--- begin ---
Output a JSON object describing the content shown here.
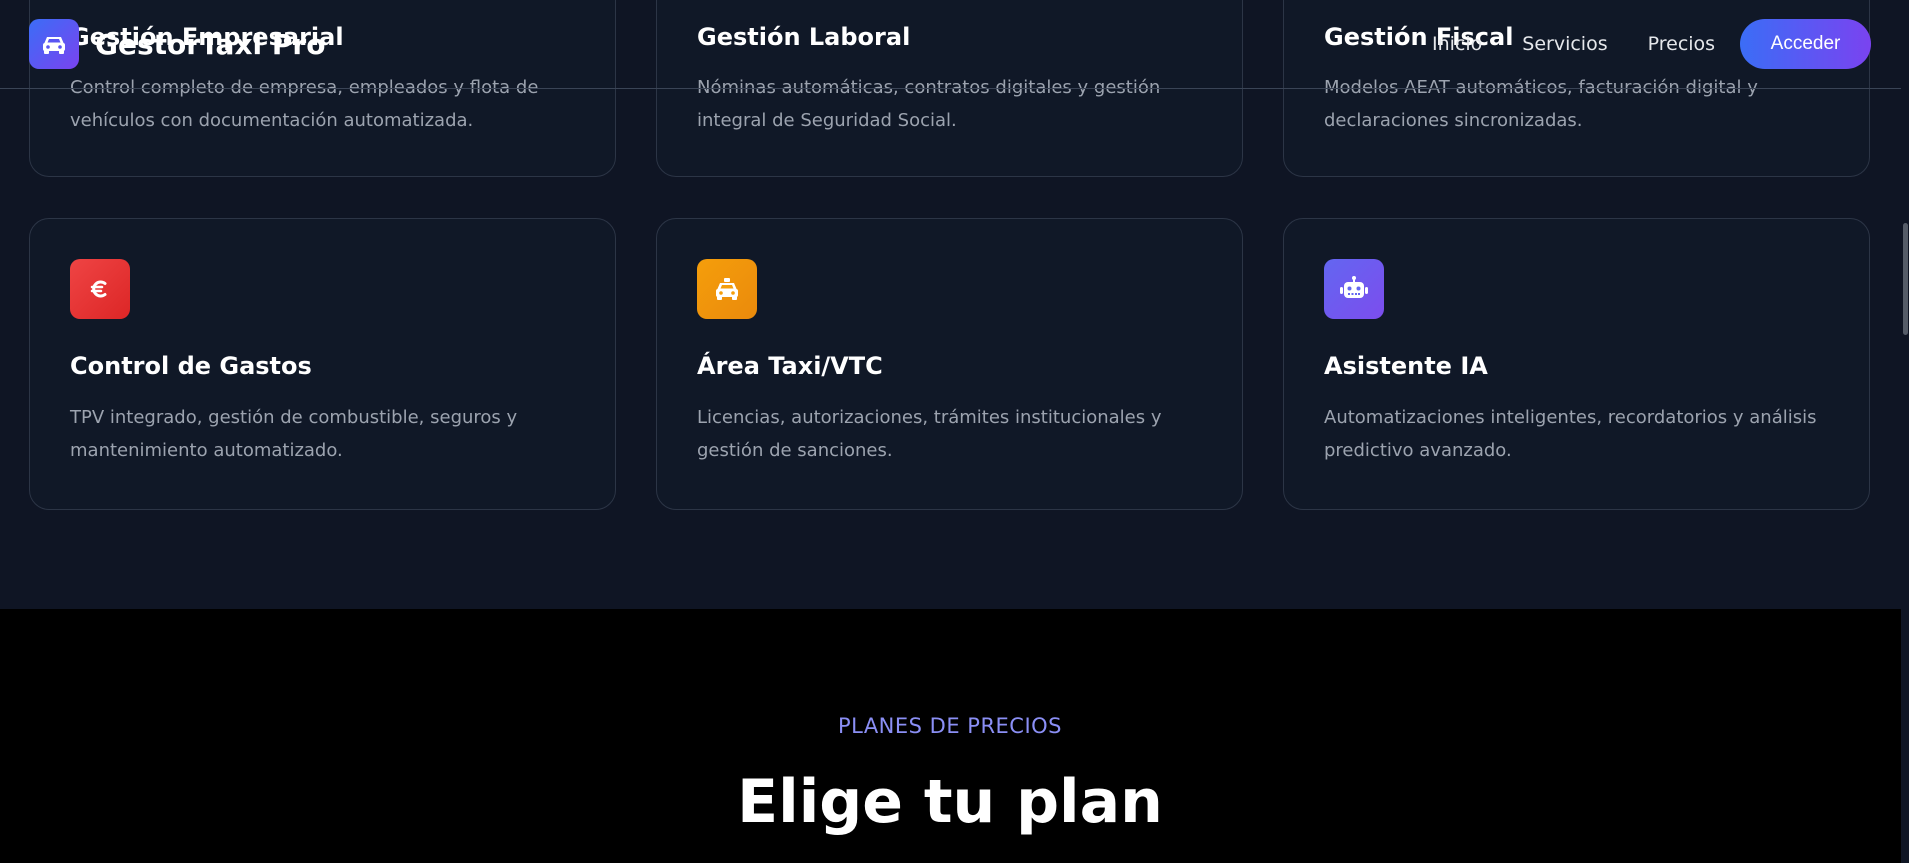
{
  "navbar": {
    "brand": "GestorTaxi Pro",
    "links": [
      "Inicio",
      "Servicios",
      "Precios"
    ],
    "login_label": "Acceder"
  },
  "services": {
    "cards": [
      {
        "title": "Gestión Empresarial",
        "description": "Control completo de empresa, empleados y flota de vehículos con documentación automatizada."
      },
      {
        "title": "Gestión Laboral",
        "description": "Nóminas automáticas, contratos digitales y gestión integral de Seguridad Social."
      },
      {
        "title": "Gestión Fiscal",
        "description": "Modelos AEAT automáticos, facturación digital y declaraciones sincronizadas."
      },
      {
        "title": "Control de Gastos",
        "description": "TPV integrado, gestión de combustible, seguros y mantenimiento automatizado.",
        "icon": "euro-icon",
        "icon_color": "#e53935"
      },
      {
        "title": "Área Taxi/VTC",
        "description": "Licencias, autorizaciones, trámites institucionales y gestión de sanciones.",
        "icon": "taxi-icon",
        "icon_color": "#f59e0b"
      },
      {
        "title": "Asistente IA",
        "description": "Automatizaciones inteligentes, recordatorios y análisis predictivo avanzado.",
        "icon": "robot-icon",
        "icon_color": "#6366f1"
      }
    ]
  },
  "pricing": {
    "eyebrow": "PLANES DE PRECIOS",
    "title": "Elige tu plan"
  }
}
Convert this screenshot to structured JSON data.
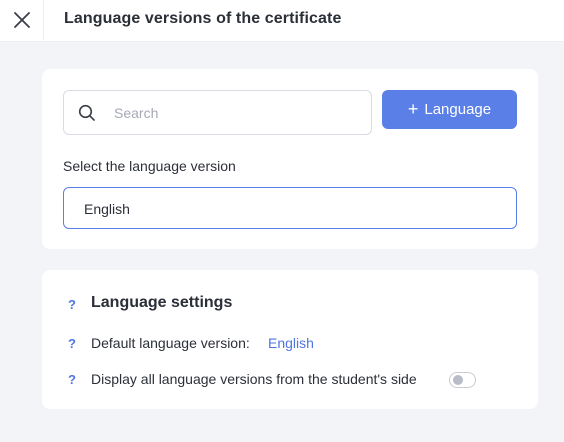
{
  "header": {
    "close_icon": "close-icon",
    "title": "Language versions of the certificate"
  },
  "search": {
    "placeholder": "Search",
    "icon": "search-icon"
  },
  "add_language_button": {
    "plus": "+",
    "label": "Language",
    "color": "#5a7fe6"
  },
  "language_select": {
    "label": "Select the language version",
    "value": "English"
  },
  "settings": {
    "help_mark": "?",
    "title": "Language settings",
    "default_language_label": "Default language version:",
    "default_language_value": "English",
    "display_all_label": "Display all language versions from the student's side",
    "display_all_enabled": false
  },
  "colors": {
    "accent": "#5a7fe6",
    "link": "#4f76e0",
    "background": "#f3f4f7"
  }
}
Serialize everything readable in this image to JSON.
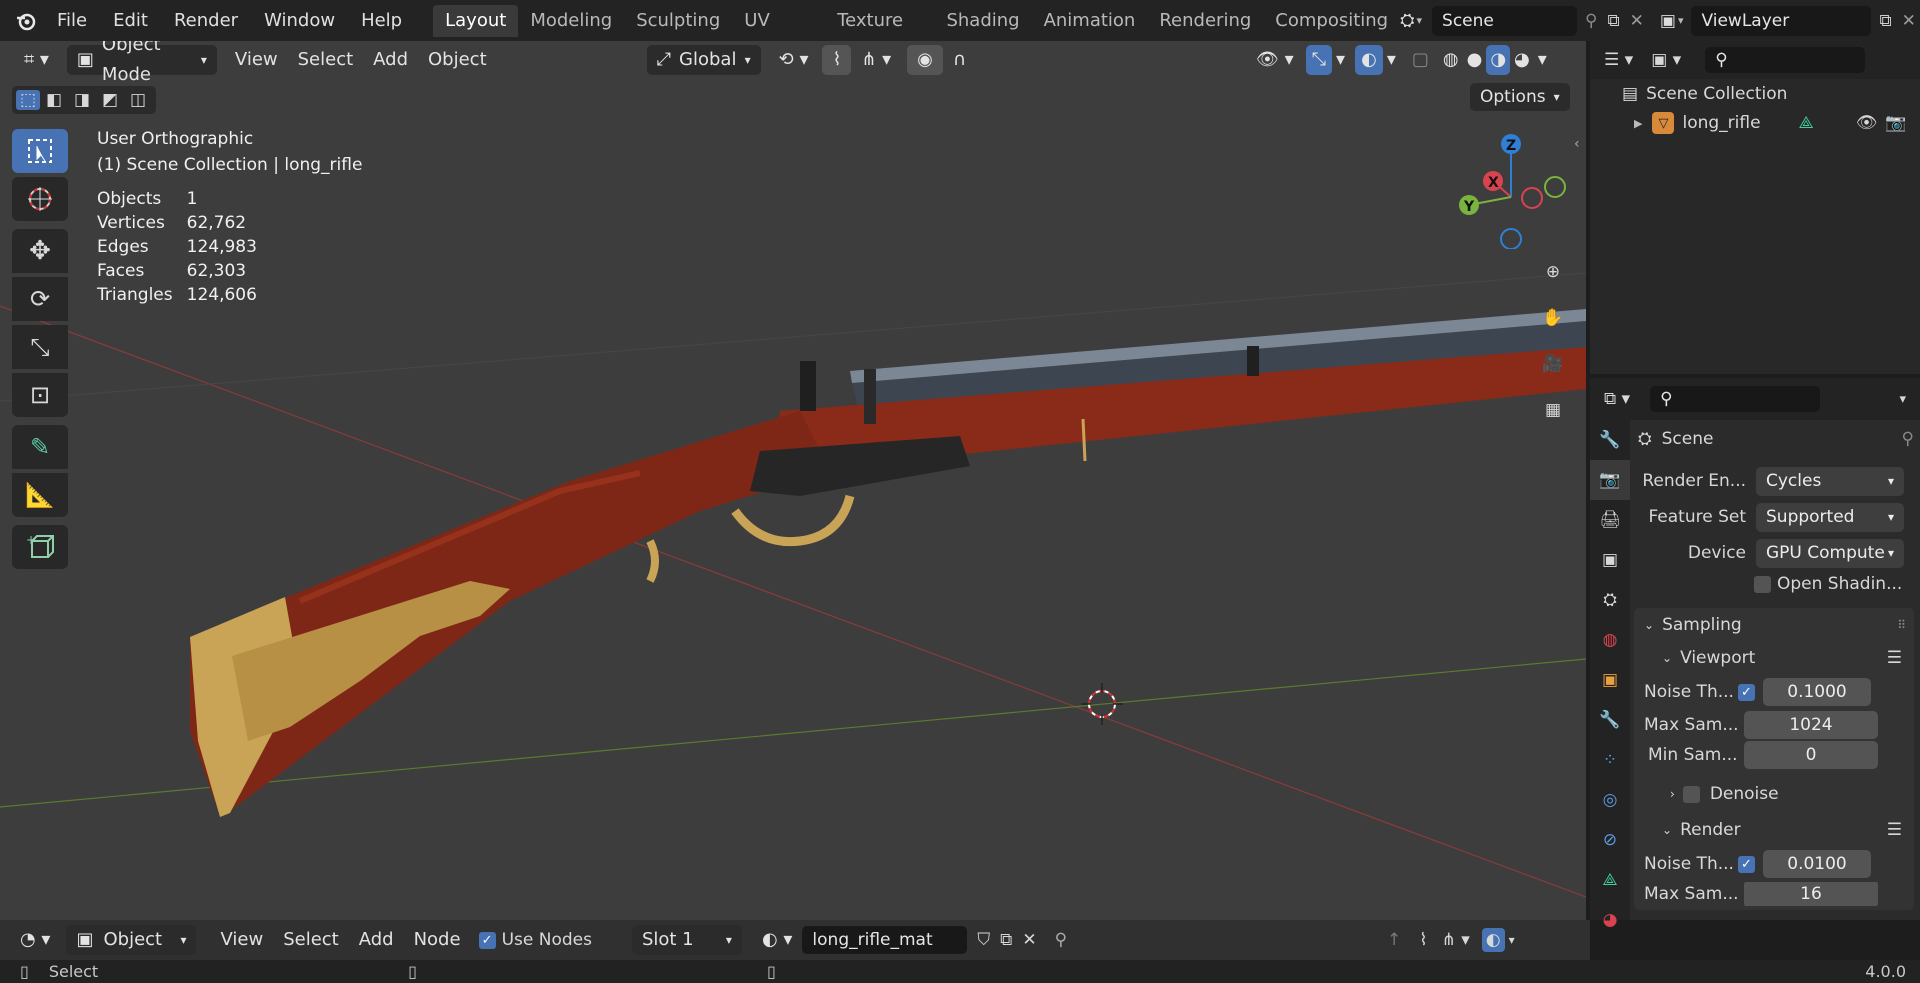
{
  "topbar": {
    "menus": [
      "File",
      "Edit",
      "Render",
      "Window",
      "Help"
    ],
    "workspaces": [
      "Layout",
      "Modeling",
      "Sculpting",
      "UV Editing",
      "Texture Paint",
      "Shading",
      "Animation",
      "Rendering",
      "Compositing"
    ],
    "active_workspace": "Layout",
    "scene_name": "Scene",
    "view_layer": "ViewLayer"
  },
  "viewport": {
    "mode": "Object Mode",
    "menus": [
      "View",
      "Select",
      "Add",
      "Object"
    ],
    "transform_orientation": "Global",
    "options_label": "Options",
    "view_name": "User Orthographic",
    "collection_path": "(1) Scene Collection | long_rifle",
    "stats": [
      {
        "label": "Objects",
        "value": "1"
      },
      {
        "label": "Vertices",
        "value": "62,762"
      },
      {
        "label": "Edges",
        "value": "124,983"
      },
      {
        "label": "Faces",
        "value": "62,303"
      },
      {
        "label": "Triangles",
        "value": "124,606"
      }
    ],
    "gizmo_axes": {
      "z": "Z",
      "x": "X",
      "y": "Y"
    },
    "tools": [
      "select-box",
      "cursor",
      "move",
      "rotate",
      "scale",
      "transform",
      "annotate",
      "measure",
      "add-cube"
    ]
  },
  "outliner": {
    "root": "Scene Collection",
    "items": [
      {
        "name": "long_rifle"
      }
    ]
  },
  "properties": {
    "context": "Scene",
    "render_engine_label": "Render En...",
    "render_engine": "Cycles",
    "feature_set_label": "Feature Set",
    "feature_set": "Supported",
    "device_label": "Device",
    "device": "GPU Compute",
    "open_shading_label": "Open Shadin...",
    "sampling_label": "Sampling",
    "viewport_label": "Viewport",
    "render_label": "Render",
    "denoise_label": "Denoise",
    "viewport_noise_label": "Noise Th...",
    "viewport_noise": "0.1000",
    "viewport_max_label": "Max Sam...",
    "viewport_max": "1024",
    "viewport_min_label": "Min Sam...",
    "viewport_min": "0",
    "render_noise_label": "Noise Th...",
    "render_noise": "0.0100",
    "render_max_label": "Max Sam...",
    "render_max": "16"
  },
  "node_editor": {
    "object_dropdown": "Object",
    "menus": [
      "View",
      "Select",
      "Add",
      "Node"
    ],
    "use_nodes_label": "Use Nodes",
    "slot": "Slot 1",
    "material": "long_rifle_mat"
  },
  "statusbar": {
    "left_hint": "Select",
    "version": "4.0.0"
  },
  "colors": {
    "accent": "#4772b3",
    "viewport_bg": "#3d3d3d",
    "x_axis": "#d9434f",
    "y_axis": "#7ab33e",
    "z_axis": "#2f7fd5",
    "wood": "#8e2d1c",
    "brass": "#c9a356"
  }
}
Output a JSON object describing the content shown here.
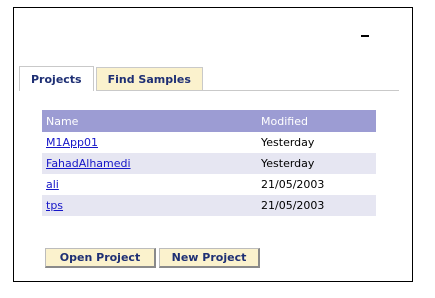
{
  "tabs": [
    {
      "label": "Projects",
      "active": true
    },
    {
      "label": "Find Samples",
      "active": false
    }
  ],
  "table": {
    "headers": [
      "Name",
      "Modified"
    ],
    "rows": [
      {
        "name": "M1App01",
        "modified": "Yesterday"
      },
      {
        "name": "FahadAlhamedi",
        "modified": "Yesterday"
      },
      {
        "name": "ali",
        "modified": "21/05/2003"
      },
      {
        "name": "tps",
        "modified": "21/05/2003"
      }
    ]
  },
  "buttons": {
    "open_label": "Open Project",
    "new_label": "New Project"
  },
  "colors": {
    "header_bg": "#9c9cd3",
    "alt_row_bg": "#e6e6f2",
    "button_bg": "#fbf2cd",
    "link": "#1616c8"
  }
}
--- end ---
→ **PROBLEM**:
Extract every line containing the string "this" from the data above.

→ **WRITTEN RESPONSE**:
Convert this screenshot to structured JSON data.
Serialize everything readable in this image to JSON.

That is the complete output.